** begin **
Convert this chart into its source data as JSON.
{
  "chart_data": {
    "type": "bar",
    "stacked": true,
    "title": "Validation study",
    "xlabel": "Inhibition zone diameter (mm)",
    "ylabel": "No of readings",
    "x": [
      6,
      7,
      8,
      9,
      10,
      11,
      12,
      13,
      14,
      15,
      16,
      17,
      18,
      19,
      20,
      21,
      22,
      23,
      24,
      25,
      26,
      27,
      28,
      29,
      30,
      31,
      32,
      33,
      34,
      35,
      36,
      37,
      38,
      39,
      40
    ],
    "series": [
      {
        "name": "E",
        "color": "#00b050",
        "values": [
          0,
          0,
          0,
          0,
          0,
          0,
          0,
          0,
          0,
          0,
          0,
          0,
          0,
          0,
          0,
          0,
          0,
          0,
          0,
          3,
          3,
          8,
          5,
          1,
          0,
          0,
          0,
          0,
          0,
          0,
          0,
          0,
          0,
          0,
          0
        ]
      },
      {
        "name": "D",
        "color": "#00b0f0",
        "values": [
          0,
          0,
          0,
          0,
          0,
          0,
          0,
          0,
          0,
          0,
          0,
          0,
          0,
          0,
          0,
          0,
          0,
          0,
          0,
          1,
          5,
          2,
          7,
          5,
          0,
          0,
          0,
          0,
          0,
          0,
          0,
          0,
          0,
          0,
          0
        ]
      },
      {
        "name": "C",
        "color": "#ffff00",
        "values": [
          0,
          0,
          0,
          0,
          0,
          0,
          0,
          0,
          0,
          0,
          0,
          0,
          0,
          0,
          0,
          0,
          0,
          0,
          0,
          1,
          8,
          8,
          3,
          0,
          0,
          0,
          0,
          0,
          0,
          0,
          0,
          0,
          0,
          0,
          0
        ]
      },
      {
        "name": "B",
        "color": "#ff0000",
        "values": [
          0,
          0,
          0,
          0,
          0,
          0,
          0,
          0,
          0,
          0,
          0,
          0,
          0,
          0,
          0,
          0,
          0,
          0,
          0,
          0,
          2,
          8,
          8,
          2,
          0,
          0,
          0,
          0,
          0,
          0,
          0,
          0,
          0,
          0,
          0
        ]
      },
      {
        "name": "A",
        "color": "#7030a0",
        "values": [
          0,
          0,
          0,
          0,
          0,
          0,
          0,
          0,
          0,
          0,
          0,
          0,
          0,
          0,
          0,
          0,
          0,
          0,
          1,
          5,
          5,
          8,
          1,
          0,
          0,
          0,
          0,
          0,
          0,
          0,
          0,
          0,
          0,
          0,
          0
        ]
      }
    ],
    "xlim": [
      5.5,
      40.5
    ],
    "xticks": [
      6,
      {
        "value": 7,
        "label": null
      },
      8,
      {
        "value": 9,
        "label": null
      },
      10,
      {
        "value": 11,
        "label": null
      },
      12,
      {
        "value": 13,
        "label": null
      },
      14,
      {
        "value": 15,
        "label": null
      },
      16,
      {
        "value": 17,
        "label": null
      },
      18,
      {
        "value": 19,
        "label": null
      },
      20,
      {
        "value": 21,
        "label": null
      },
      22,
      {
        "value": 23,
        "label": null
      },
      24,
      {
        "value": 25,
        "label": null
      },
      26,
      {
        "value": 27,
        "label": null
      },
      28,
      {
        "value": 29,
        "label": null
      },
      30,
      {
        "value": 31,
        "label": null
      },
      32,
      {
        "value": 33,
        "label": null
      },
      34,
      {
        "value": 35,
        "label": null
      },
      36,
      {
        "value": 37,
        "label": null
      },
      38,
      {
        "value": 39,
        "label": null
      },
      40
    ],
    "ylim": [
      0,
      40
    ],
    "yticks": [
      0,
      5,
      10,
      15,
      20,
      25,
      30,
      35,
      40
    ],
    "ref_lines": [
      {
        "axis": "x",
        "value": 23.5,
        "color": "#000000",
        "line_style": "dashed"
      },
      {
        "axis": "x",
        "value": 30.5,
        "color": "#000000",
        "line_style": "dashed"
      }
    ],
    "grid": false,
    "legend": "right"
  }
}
** end **
▶ **STATED GOAL**
Each line of the material above either contains the word "color" or does not; state how many do, and nothing else.

▶ **ANSWER TO THE TASK**
7